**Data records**
--- start ---

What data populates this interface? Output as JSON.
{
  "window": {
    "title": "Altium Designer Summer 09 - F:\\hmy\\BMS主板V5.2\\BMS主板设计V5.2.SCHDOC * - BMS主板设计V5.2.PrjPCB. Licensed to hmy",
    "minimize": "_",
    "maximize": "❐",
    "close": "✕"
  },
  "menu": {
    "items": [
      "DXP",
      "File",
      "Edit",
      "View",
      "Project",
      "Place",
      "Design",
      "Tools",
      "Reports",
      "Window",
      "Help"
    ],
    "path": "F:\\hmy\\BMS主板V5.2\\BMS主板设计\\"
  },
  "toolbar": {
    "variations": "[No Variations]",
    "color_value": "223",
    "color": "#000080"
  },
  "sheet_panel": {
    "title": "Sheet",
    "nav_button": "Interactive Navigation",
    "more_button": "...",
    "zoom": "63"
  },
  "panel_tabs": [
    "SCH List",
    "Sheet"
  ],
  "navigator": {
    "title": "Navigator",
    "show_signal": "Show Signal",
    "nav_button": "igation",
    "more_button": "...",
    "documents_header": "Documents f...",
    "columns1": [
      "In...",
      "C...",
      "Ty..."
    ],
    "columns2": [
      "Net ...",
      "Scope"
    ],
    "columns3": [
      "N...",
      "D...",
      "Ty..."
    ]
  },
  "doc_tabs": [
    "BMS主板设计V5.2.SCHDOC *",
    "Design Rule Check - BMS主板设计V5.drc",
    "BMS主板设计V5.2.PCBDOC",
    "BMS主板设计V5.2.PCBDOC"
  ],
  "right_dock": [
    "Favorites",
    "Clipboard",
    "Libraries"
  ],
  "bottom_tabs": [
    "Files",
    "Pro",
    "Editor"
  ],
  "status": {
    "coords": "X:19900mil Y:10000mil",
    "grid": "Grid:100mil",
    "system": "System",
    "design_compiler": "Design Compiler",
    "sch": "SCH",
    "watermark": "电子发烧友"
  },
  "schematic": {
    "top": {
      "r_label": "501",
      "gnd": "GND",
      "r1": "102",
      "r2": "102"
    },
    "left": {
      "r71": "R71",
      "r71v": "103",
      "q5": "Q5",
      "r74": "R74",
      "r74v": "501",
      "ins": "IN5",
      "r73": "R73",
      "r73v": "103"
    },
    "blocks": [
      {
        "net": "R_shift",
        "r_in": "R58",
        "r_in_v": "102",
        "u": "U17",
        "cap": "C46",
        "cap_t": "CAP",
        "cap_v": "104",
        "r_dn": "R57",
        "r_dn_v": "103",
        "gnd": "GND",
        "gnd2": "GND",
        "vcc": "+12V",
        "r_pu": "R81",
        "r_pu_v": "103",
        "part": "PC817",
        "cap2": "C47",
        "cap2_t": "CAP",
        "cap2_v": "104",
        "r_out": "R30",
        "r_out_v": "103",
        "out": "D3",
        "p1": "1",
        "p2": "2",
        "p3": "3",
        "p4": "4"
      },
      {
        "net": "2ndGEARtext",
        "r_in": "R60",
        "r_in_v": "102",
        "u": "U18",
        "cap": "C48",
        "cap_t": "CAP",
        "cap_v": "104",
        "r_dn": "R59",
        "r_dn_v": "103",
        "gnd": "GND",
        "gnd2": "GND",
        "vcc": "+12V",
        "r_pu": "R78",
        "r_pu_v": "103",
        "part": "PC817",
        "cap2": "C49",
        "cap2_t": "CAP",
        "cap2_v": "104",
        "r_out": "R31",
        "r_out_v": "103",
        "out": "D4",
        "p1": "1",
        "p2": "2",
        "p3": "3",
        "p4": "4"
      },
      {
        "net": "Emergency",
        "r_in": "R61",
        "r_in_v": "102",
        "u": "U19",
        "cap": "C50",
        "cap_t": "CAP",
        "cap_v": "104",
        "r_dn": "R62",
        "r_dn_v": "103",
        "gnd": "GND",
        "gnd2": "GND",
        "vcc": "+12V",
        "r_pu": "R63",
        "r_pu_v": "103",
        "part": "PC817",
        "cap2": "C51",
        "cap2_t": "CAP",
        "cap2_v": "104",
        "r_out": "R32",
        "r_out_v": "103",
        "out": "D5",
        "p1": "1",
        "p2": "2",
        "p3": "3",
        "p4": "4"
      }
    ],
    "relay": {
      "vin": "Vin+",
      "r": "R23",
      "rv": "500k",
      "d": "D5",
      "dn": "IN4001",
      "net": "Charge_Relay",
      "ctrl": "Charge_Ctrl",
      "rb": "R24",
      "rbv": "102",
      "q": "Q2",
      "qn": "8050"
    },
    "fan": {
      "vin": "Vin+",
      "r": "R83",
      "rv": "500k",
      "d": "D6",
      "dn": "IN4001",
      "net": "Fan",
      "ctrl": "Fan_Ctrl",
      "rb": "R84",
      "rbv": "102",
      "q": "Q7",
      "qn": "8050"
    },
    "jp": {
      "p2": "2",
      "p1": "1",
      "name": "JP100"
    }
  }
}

--- end ---

**TASK REQUIREMENTS**
Write each line above out exactly.

**WRITTEN ANSWER**
What data populates this interface? Output as JSON.
{
  "window": {
    "title": "Altium Designer Summer 09 - F:\\hmy\\BMS主板V5.2\\BMS主板设计V5.2.SCHDOC * - BMS主板设计V5.2.PrjPCB. Licensed to hmy",
    "minimize": "_",
    "maximize": "❐",
    "close": "✕"
  },
  "menu": {
    "items": [
      "DXP",
      "File",
      "Edit",
      "View",
      "Project",
      "Place",
      "Design",
      "Tools",
      "Reports",
      "Window",
      "Help"
    ],
    "path": "F:\\hmy\\BMS主板V5.2\\BMS主板设计\\"
  },
  "toolbar": {
    "variations": "[No Variations]",
    "color_value": "223",
    "color": "#000080"
  },
  "sheet_panel": {
    "title": "Sheet",
    "nav_button": "Interactive Navigation",
    "more_button": "...",
    "zoom": "63"
  },
  "panel_tabs": [
    "SCH List",
    "Sheet"
  ],
  "navigator": {
    "title": "Navigator",
    "show_signal": "Show Signal",
    "nav_button": "igation",
    "more_button": "...",
    "documents_header": "Documents f...",
    "columns1": [
      "In...",
      "C...",
      "Ty..."
    ],
    "columns2": [
      "Net ...",
      "Scope"
    ],
    "columns3": [
      "N...",
      "D...",
      "Ty..."
    ]
  },
  "doc_tabs": [
    "BMS主板设计V5.2.SCHDOC *",
    "Design Rule Check - BMS主板设计V5.drc",
    "BMS主板设计V5.2.PCBDOC",
    "BMS主板设计V5.2.PCBDOC"
  ],
  "right_dock": [
    "Favorites",
    "Clipboard",
    "Libraries"
  ],
  "bottom_tabs": [
    "Files",
    "Pro",
    "Editor"
  ],
  "status": {
    "coords": "X:19900mil Y:10000mil",
    "grid": "Grid:100mil",
    "system": "System",
    "design_compiler": "Design Compiler",
    "sch": "SCH",
    "watermark": "电子发烧友"
  },
  "schematic": {
    "top": {
      "r_label": "501",
      "gnd": "GND",
      "r1": "102",
      "r2": "102"
    },
    "left": {
      "r71": "R71",
      "r71v": "103",
      "q5": "Q5",
      "r74": "R74",
      "r74v": "501",
      "ins": "IN5",
      "r73": "R73",
      "r73v": "103"
    },
    "blocks": [
      {
        "net": "R_shift",
        "r_in": "R58",
        "r_in_v": "102",
        "u": "U17",
        "cap": "C46",
        "cap_t": "CAP",
        "cap_v": "104",
        "r_dn": "R57",
        "r_dn_v": "103",
        "gnd": "GND",
        "gnd2": "GND",
        "vcc": "+12V",
        "r_pu": "R81",
        "r_pu_v": "103",
        "part": "PC817",
        "cap2": "C47",
        "cap2_t": "CAP",
        "cap2_v": "104",
        "r_out": "R30",
        "r_out_v": "103",
        "out": "D3",
        "p1": "1",
        "p2": "2",
        "p3": "3",
        "p4": "4"
      },
      {
        "net": "2ndGEARtext",
        "r_in": "R60",
        "r_in_v": "102",
        "u": "U18",
        "cap": "C48",
        "cap_t": "CAP",
        "cap_v": "104",
        "r_dn": "R59",
        "r_dn_v": "103",
        "gnd": "GND",
        "gnd2": "GND",
        "vcc": "+12V",
        "r_pu": "R78",
        "r_pu_v": "103",
        "part": "PC817",
        "cap2": "C49",
        "cap2_t": "CAP",
        "cap2_v": "104",
        "r_out": "R31",
        "r_out_v": "103",
        "out": "D4",
        "p1": "1",
        "p2": "2",
        "p3": "3",
        "p4": "4"
      },
      {
        "net": "Emergency",
        "r_in": "R61",
        "r_in_v": "102",
        "u": "U19",
        "cap": "C50",
        "cap_t": "CAP",
        "cap_v": "104",
        "r_dn": "R62",
        "r_dn_v": "103",
        "gnd": "GND",
        "gnd2": "GND",
        "vcc": "+12V",
        "r_pu": "R63",
        "r_pu_v": "103",
        "part": "PC817",
        "cap2": "C51",
        "cap2_t": "CAP",
        "cap2_v": "104",
        "r_out": "R32",
        "r_out_v": "103",
        "out": "D5",
        "p1": "1",
        "p2": "2",
        "p3": "3",
        "p4": "4"
      }
    ],
    "relay": {
      "vin": "Vin+",
      "r": "R23",
      "rv": "500k",
      "d": "D5",
      "dn": "IN4001",
      "net": "Charge_Relay",
      "ctrl": "Charge_Ctrl",
      "rb": "R24",
      "rbv": "102",
      "q": "Q2",
      "qn": "8050"
    },
    "fan": {
      "vin": "Vin+",
      "r": "R83",
      "rv": "500k",
      "d": "D6",
      "dn": "IN4001",
      "net": "Fan",
      "ctrl": "Fan_Ctrl",
      "rb": "R84",
      "rbv": "102",
      "q": "Q7",
      "qn": "8050"
    },
    "jp": {
      "p2": "2",
      "p1": "1",
      "name": "JP100"
    }
  }
}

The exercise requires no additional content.